== Task objective ==
Transcribe each entry below exactly. Pictures do not go in the copy.

============

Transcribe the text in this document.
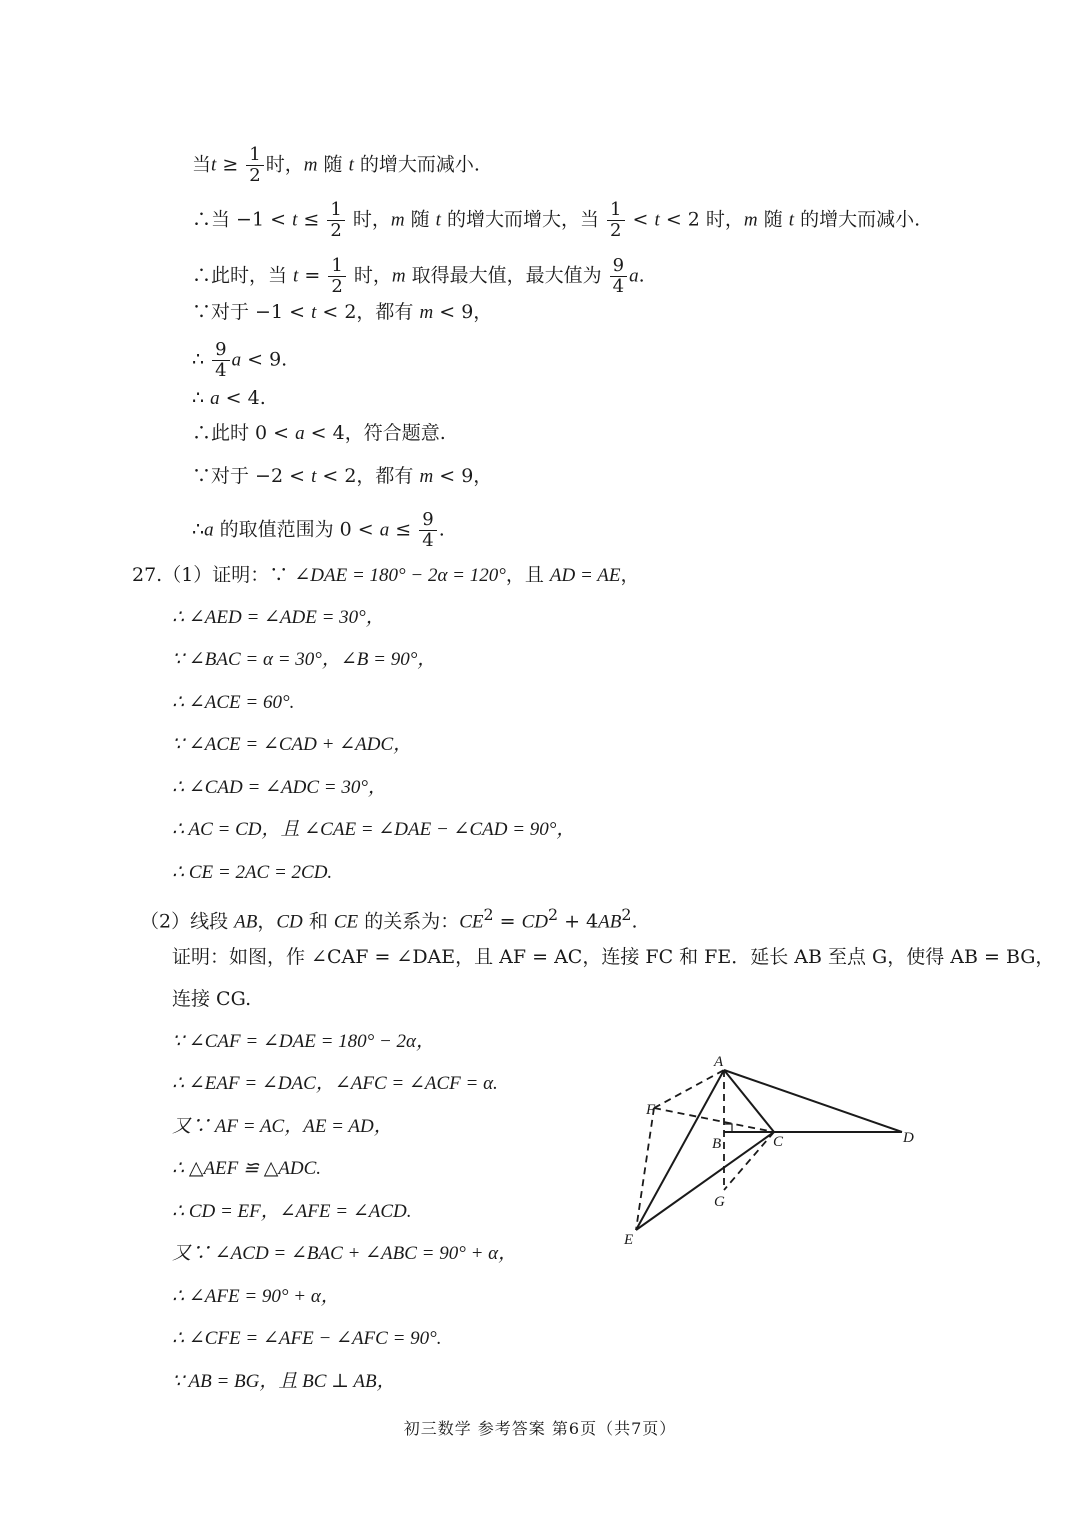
当$t \ge \frac{1}{2}$ 时，m 随 t 的增大而减小.
∴当 $-1 < t \le \frac{1}{2}$ 时，m 随 t 的增大而增大，当 $\frac{1}{2} < t < 2$ 时，m 随 t 的增大而减小.
∴此时，当 $t = \frac{1}{2}$ 时，m 取得最大值，最大值为 $\frac{9}{4} a$.
∵对于 −1 < t < 2，都有 m < 9，
∴ $\frac{9}{4}$ a < 9.
∴ a < 4.
∴此时 0 < a < 4，符合题意.
∵对于 −2 < t < 2，都有 m < 9，
∴a 的取值范围为 $0 < a \le \frac{9}{4}$ .
27.（1）证明：∵ ∠DAE = 180° − 2α = 120°，且 AD = AE，
∴ ∠AED = ∠ADE = 30°，
∵ ∠BAC = α = 30°，∠B = 90°，
∴ ∠ACE = 60°.
∵ ∠ACE = ∠CAD + ∠ADC，
∴ ∠CAD = ∠ADC = 30°，
∴ AC = CD，且 ∠CAE = ∠DAE − ∠CAD = 90°，
∴ CE = 2AC = 2CD.
（2）线段 AB，CD 和 CE 的关系为：$CE^2 = CD^2 + 4AB^2$.
证明：如图，作 ∠CAF = ∠DAE，且 AF = AC，连接 FC 和 FE．延长 AB 至点 G，使得 AB = BG，
连接 CG.
∵ ∠CAF = ∠DAE = 180° − 2α，
∴ ∠EAF = ∠DAC，∠AFC = ∠ACF = α.
又∵ AF = AC，AE = AD，
∴ △AEF ≌ △ADC.
∴ CD = EF，∠AFE = ∠ACD.
又∵ ∠ACD = ∠BAC + ∠ABC = 90° + α，
∴ ∠AFE = 90° + α，
∴ ∠CFE = ∠AFE − ∠AFC = 90°.
∵ AB = BG，且 BC ⊥ AB，
A
B	C	D
E
F
G
初三数学 参考答案 第6页（共7页）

============

== Task result ==
Transcribe the text in this document.
当$t \ge \frac{1}{2}$ 时，m 随 t 的增大而减小.
∴当 $-1 < t \le \frac{1}{2}$ 时，m 随 t 的增大而增大，当 $\frac{1}{2} < t < 2$ 时，m 随 t 的增大而减小.
∴此时，当 $t = \frac{1}{2}$ 时，m 取得最大值，最大值为 $\frac{9}{4} a$.
∵对于 −1 < t < 2，都有 m < 9，
∴ $\frac{9}{4}$ a < 9.
∴ a < 4.
∴此时 0 < a < 4，符合题意.
∵对于 −2 < t < 2，都有 m < 9，
∴a 的取值范围为 $0 < a \le \frac{9}{4}$ .
27.（1）证明：∵ ∠DAE = 180° − 2α = 120°，且 AD = AE，
∴ ∠AED = ∠ADE = 30°，
∵ ∠BAC = α = 30°，∠B = 90°，
∴ ∠ACE = 60°.
∵ ∠ACE = ∠CAD + ∠ADC，
∴ ∠CAD = ∠ADC = 30°，
∴ AC = CD，且 ∠CAE = ∠DAE − ∠CAD = 90°，
∴ CE = 2AC = 2CD.
（2）线段 AB，CD 和 CE 的关系为：$CE^2 = CD^2 + 4AB^2$.
证明：如图，作 ∠CAF = ∠DAE，且 AF = AC，连接 FC 和 FE．延长 AB 至点 G，使得 AB = BG，
连接 CG.
∵ ∠CAF = ∠DAE = 180° − 2α，
∴ ∠EAF = ∠DAC，∠AFC = ∠ACF = α.
又∵ AF = AC，AE = AD，
∴ △AEF ≌ △ADC.
∴ CD = EF，∠AFE = ∠ACD.
又∵ ∠ACD = ∠BAC + ∠ABC = 90° + α，
∴ ∠AFE = 90° + α，
∴ ∠CFE = ∠AFE − ∠AFC = 90°.
∵ AB = BG，且 BC ⊥ AB，
A
B	C	D
E
F
G
初三数学 参考答案 第6页（共7页）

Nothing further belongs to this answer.